_Problem to work on_
Using the data below, tally the lines that include the string "JSON". Only the number is wanted.

--- Begin ---

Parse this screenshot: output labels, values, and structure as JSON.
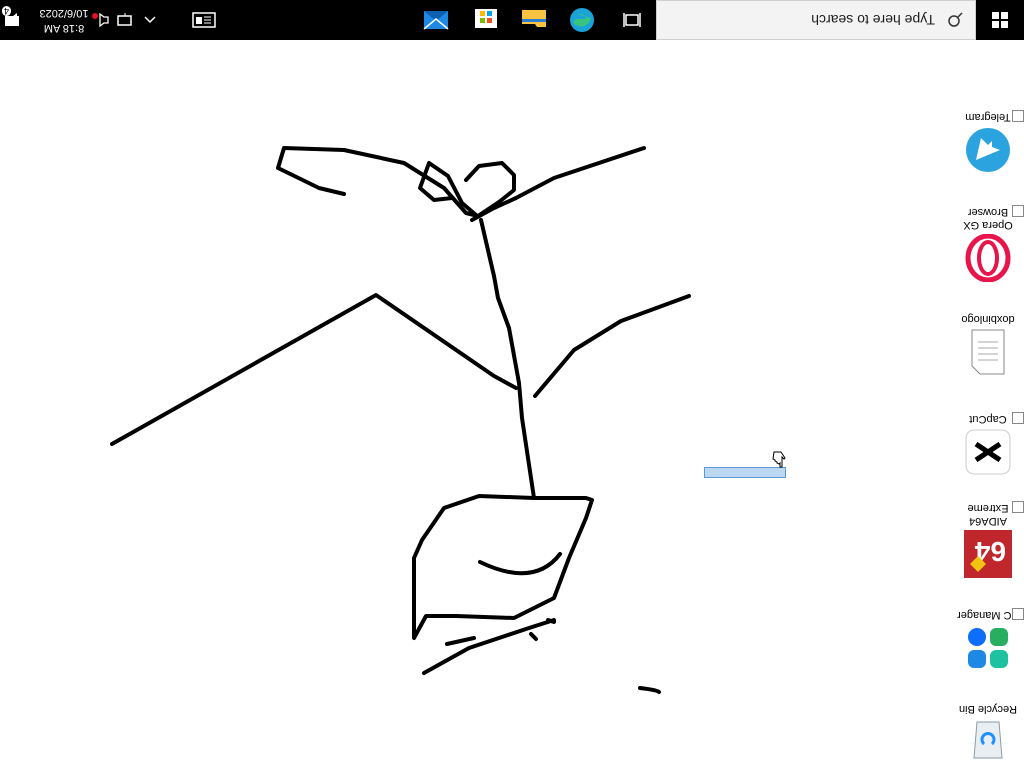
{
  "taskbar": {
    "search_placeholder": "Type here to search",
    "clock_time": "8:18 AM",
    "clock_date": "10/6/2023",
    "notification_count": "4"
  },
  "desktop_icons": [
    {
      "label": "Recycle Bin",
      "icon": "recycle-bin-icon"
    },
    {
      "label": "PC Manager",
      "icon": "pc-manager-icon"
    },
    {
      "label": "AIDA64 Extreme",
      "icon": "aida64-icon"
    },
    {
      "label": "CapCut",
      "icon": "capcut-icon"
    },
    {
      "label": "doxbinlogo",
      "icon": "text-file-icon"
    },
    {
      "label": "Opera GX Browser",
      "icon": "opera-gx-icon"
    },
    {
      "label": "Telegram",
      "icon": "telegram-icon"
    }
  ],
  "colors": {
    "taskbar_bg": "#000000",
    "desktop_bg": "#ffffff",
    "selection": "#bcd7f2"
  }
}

--- End ---
--- Begin ---

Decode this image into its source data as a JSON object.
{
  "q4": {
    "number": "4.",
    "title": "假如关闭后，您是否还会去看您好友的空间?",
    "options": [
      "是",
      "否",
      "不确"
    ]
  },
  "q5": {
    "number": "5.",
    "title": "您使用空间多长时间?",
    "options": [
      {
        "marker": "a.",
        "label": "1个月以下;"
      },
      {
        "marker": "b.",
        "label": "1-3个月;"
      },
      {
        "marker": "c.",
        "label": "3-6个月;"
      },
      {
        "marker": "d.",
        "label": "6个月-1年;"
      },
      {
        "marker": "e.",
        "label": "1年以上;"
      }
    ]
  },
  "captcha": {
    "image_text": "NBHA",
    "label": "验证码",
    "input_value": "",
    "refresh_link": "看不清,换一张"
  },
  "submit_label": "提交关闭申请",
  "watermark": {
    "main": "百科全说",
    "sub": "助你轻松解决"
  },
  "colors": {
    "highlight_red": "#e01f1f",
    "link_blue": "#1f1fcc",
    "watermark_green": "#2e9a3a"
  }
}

--- End ---
--- Begin ---

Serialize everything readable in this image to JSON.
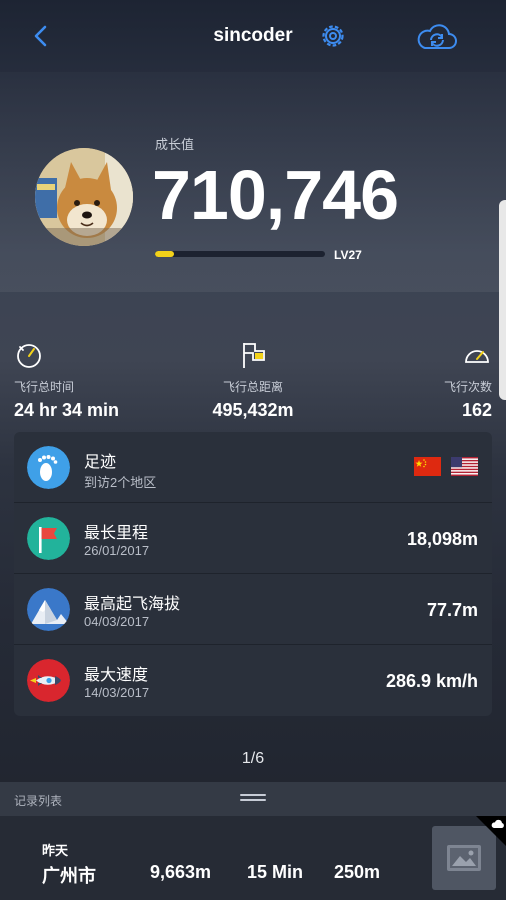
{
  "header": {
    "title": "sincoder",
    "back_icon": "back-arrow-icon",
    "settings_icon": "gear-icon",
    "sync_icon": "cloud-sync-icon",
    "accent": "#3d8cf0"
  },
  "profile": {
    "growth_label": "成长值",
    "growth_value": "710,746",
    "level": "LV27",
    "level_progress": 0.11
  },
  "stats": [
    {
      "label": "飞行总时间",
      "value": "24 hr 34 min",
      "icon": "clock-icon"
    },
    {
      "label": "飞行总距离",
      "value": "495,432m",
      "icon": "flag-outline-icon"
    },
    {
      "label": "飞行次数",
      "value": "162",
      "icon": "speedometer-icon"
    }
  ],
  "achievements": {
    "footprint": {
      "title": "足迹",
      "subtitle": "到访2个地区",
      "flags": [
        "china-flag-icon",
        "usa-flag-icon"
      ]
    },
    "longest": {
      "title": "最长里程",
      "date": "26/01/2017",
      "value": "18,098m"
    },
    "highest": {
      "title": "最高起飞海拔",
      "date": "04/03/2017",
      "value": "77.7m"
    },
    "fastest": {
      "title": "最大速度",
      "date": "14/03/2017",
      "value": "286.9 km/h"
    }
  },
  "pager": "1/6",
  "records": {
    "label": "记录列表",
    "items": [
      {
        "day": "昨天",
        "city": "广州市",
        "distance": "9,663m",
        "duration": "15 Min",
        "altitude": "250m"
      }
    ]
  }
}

--- End ---

_Output for this task_
3